-- begin Data extract --

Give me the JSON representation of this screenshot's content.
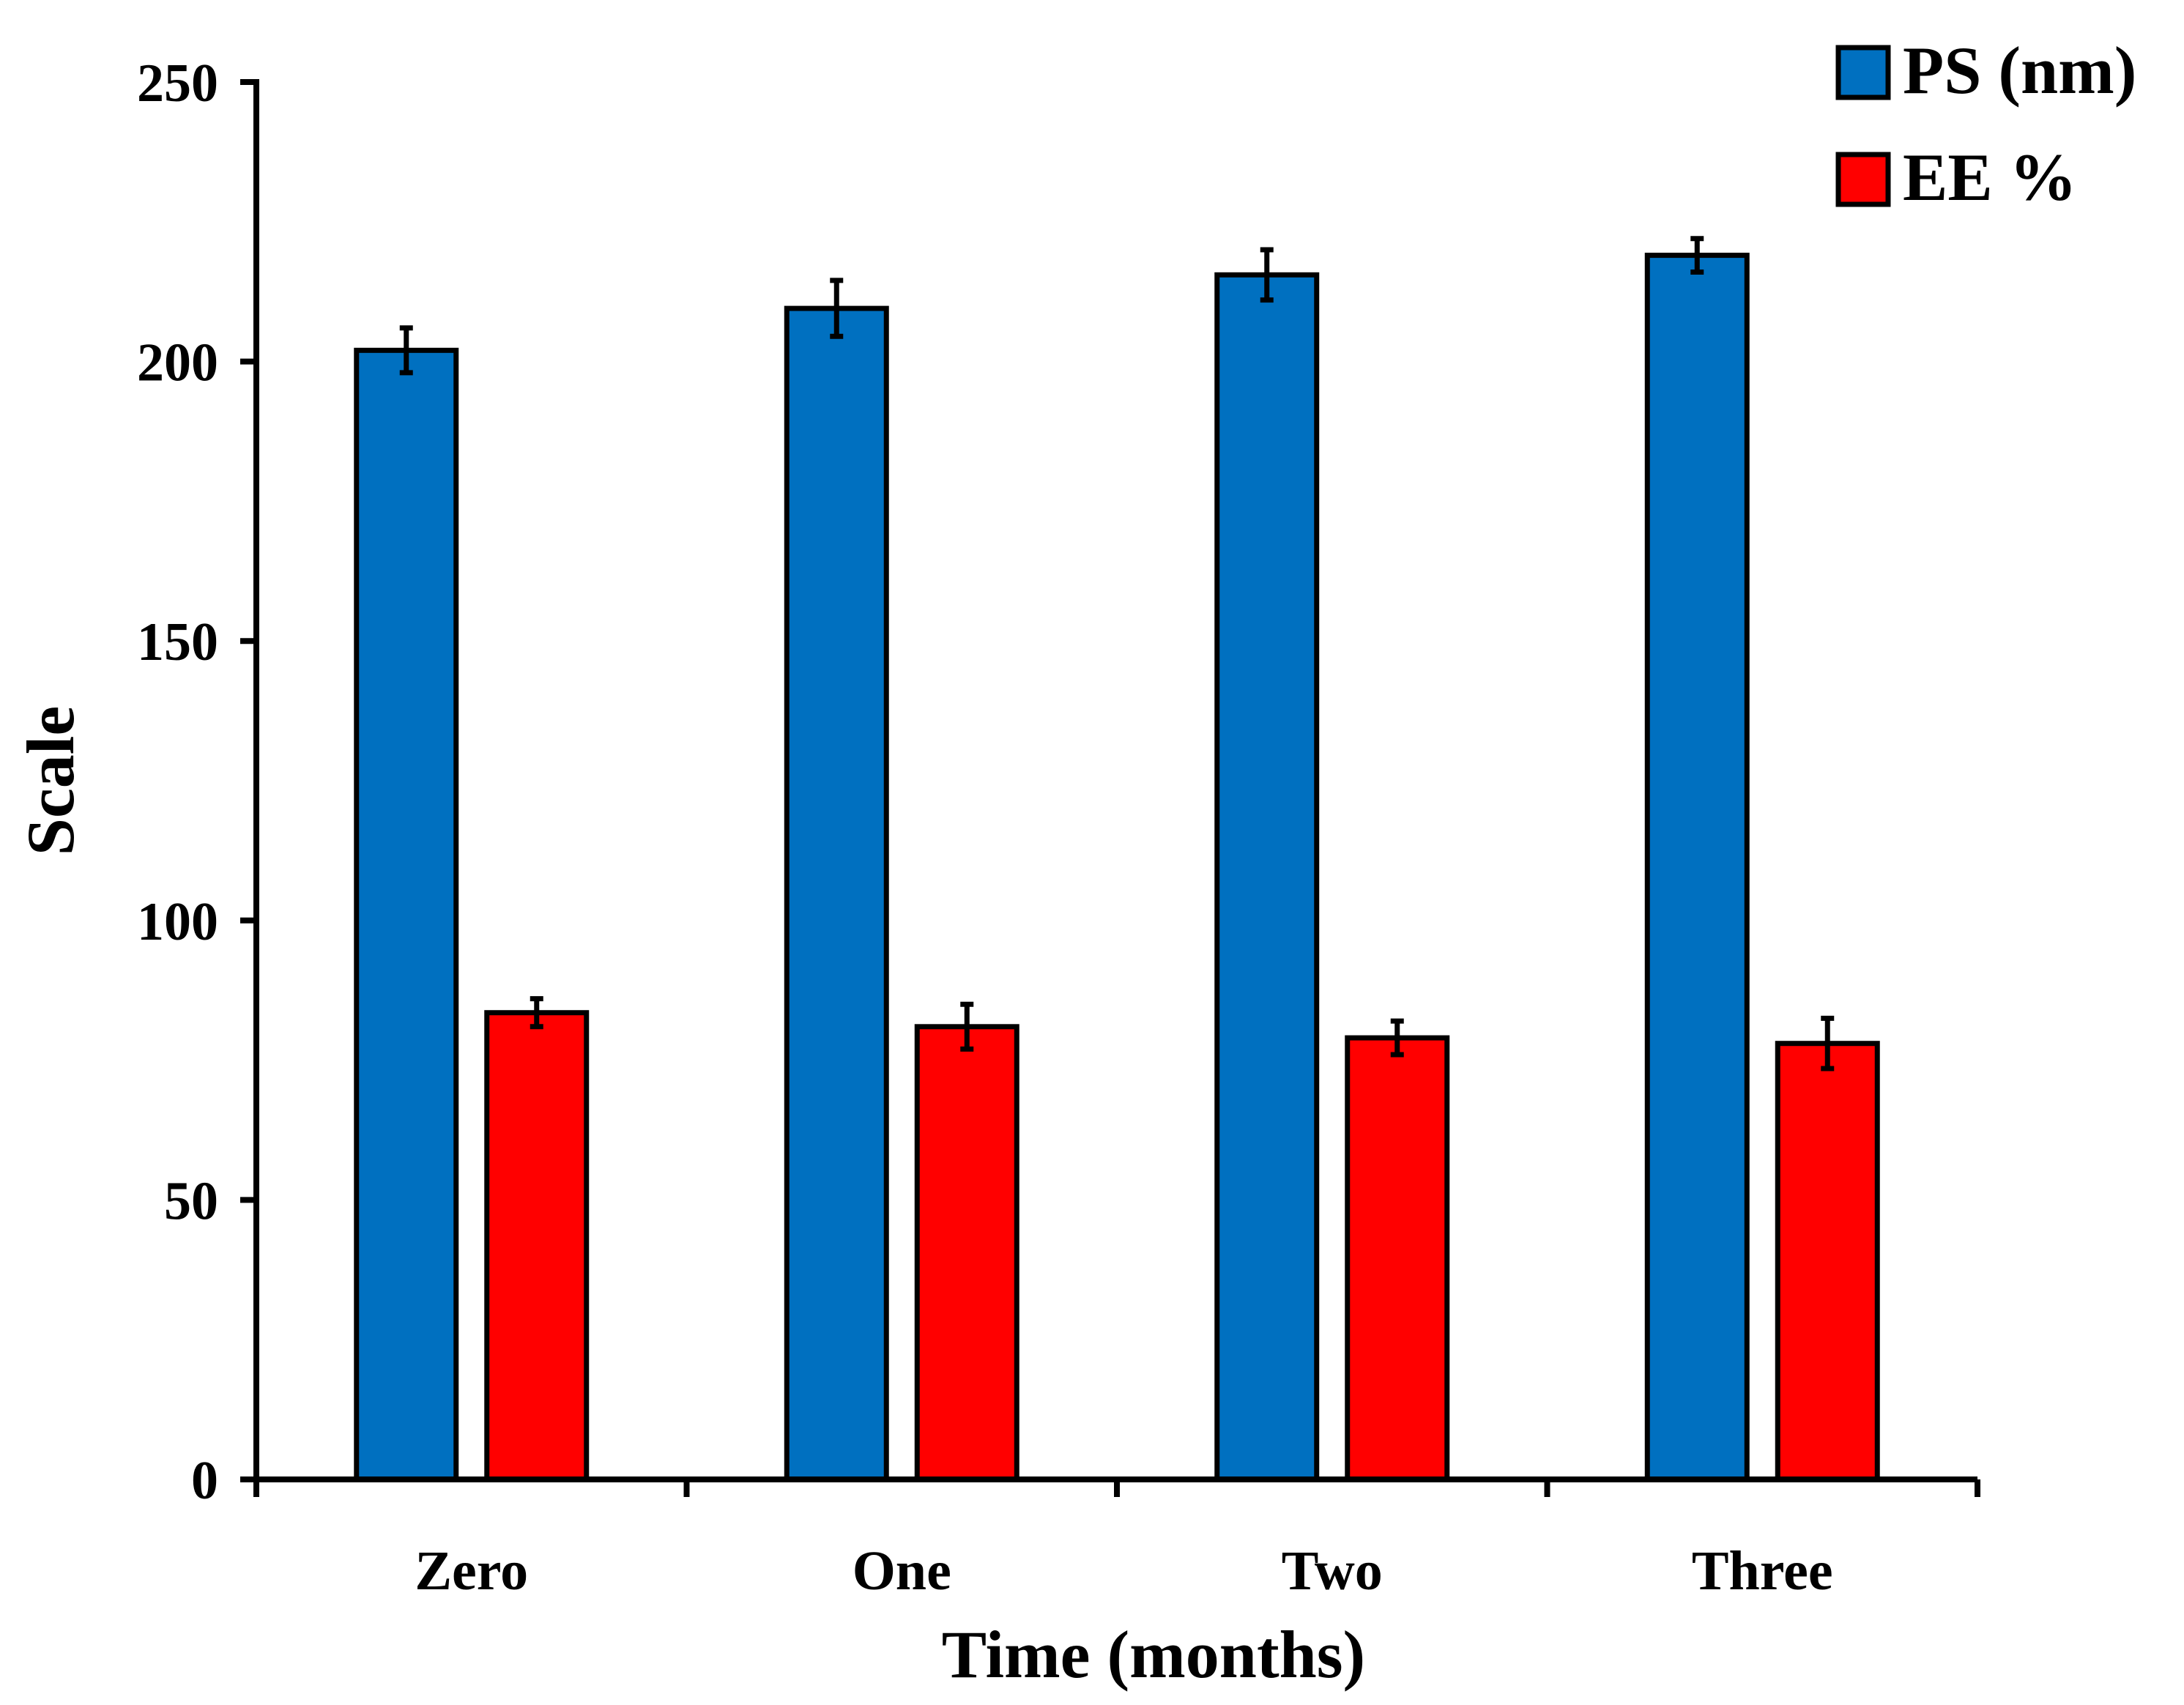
{
  "chart_data": {
    "type": "bar",
    "title": "",
    "xlabel": "Time (months)",
    "ylabel": "Scale",
    "ylim": [
      0,
      250
    ],
    "yticks": [
      0,
      50,
      100,
      150,
      200,
      250
    ],
    "grid": false,
    "legend_position": "top-right",
    "categories": [
      "Zero",
      "One",
      "Two",
      "Three"
    ],
    "series": [
      {
        "name": "PS (nm)",
        "color": "#0070C0",
        "values": [
          202,
          209.5,
          215.5,
          219
        ],
        "errors": [
          4,
          5,
          4.5,
          3
        ]
      },
      {
        "name": "EE %",
        "color": "#FF0000",
        "values": [
          83.5,
          81,
          79,
          78
        ],
        "errors": [
          2.5,
          4,
          3,
          4.5
        ]
      }
    ]
  }
}
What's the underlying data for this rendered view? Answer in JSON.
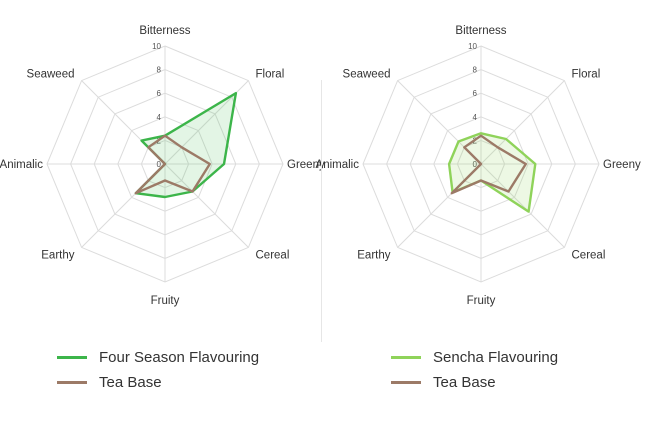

-- end Data extract --

*What needs to be done:* Repeat the material exactly as it reads, without any of its pictures.

*Result of the task:*
Give me the JSON representation of this screenshot's content.
{
  "chart_data": {
    "type": "bar",
    "title": "",
    "xlabel": "Time (months)",
    "ylabel": "Scale",
    "ylim": [
      0,
      250
    ],
    "yticks": [
      0,
      50,
      100,
      150,
      200,
      250
    ],
    "grid": false,
    "legend_position": "top-right",
    "categories": [
      "Zero",
      "One",
      "Two",
      "Three"
    ],
    "series": [
      {
        "name": "PS (nm)",
        "color": "#0070C0",
        "values": [
          202,
          209.5,
          215.5,
          219
        ],
        "errors": [
          4,
          5,
          4.5,
          3
        ]
      },
      {
        "name": "EE %",
        "color": "#FF0000",
        "values": [
          83.5,
          81,
          79,
          78
        ],
        "errors": [
          2.5,
          4,
          3,
          4.5
        ]
      }
    ]
  }
}
What's the underlying data for this rendered view? Answer in JSON.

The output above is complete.